Reproduce every record below exactly as written, but leave out any pictures.
§ §
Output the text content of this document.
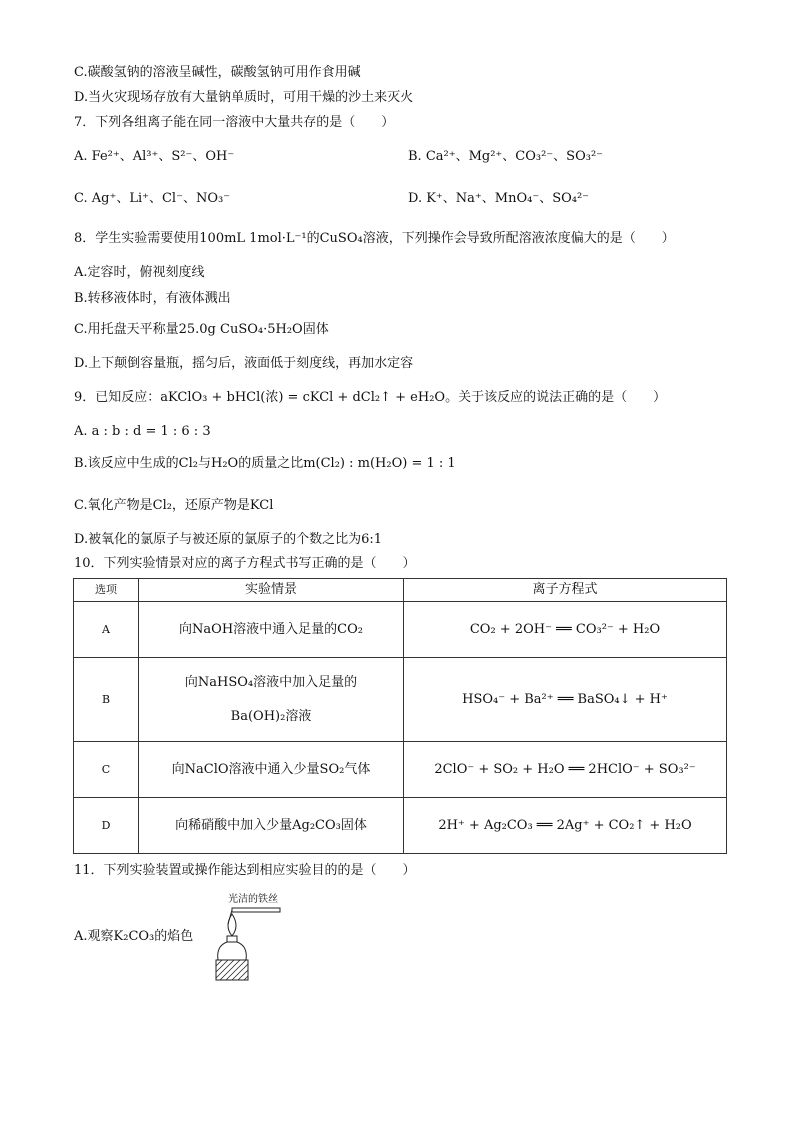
C.碳酸氢钠的溶液呈碱性，碳酸氢钠可用作食用碱
D.当火灾现场存放有大量钠单质时，可用干燥的沙土来灭火
7．下列各组离子能在同一溶液中大量共存的是（　　）
A. Fe²⁺、Al³⁺、S²⁻、OH⁻	B. Ca²⁺、Mg²⁺、CO₃²⁻、SO₃²⁻
C. Ag⁺、Li⁺、Cl⁻、NO₃⁻	D. K⁺、Na⁺、MnO₄⁻、SO₄²⁻
8．学生实验需要使用100mL 1mol·L⁻¹的CuSO₄溶液，下列操作会导致所配溶液浓度偏大的是（　　）
A.定容时，俯视刻度线
B.转移液体时，有液体溅出
C.用托盘天平称量25.0g CuSO₄·5H₂O固体
D.上下颠倒容量瓶，摇匀后，液面低于刻度线，再加水定容
9．已知反应：aKClO₃ + bHCl(浓) = cKCl + dCl₂↑ + eH₂O。关于该反应的说法正确的是（　　）
A. a : b : d = 1 : 6 : 3
B.该反应中生成的Cl₂与H₂O的质量之比m(Cl₂) : m(H₂O) = 1 : 1
C.氧化产物是Cl₂，还原产物是KCl
D.被氧化的氯原子与被还原的氯原子的个数之比为6:1
10．下列实验情景对应的离子方程式书写正确的是（　　）
选项	实验情景	离子方程式
A	向NaOH溶液中通入足量的CO₂	CO₂ + 2OH⁻ ══ CO₃²⁻ + H₂O
B	向NaHSO₄溶液中加入足量的
Ba(OH)₂溶液	HSO₄⁻ + Ba²⁺ ══ BaSO₄↓ + H⁺
C	向NaClO溶液中通入少量SO₂气体	2ClO⁻ + SO₂ + H₂O ══ 2HClO⁻ + SO₃²⁻
D	向稀硝酸中加入少量Ag₂CO₃固体	2H⁺ + Ag₂CO₃ ══ 2Ag⁺ + CO₂↑ + H₂O
11．下列实验装置或操作能达到相应实验目的的是（　　）
光洁的铁丝
A.观察K₂CO₃的焰色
§ §
### [RESULT BELOW]
Output the text content of this document.
C.碳酸氢钠的溶液呈碱性，碳酸氢钠可用作食用碱
D.当火灾现场存放有大量钠单质时，可用干燥的沙土来灭火
7．下列各组离子能在同一溶液中大量共存的是（　　）
A. Fe²⁺、Al³⁺、S²⁻、OH⁻	B. Ca²⁺、Mg²⁺、CO₃²⁻、SO₃²⁻
C. Ag⁺、Li⁺、Cl⁻、NO₃⁻	D. K⁺、Na⁺、MnO₄⁻、SO₄²⁻
8．学生实验需要使用100mL 1mol·L⁻¹的CuSO₄溶液，下列操作会导致所配溶液浓度偏大的是（　　）
A.定容时，俯视刻度线
B.转移液体时，有液体溅出
C.用托盘天平称量25.0g CuSO₄·5H₂O固体
D.上下颠倒容量瓶，摇匀后，液面低于刻度线，再加水定容
9．已知反应：aKClO₃ + bHCl(浓) = cKCl + dCl₂↑ + eH₂O。关于该反应的说法正确的是（　　）
A. a : b : d = 1 : 6 : 3
B.该反应中生成的Cl₂与H₂O的质量之比m(Cl₂) : m(H₂O) = 1 : 1
C.氧化产物是Cl₂，还原产物是KCl
D.被氧化的氯原子与被还原的氯原子的个数之比为6:1
10．下列实验情景对应的离子方程式书写正确的是（　　）
选项	实验情景	离子方程式
A	向NaOH溶液中通入足量的CO₂	CO₂ + 2OH⁻ ══ CO₃²⁻ + H₂O
B	向NaHSO₄溶液中加入足量的
Ba(OH)₂溶液	HSO₄⁻ + Ba²⁺ ══ BaSO₄↓ + H⁺
C	向NaClO溶液中通入少量SO₂气体	2ClO⁻ + SO₂ + H₂O ══ 2HClO⁻ + SO₃²⁻
D	向稀硝酸中加入少量Ag₂CO₃固体	2H⁺ + Ag₂CO₃ ══ 2Ag⁺ + CO₂↑ + H₂O
11．下列实验装置或操作能达到相应实验目的的是（　　）
光洁的铁丝
A.观察K₂CO₃的焰色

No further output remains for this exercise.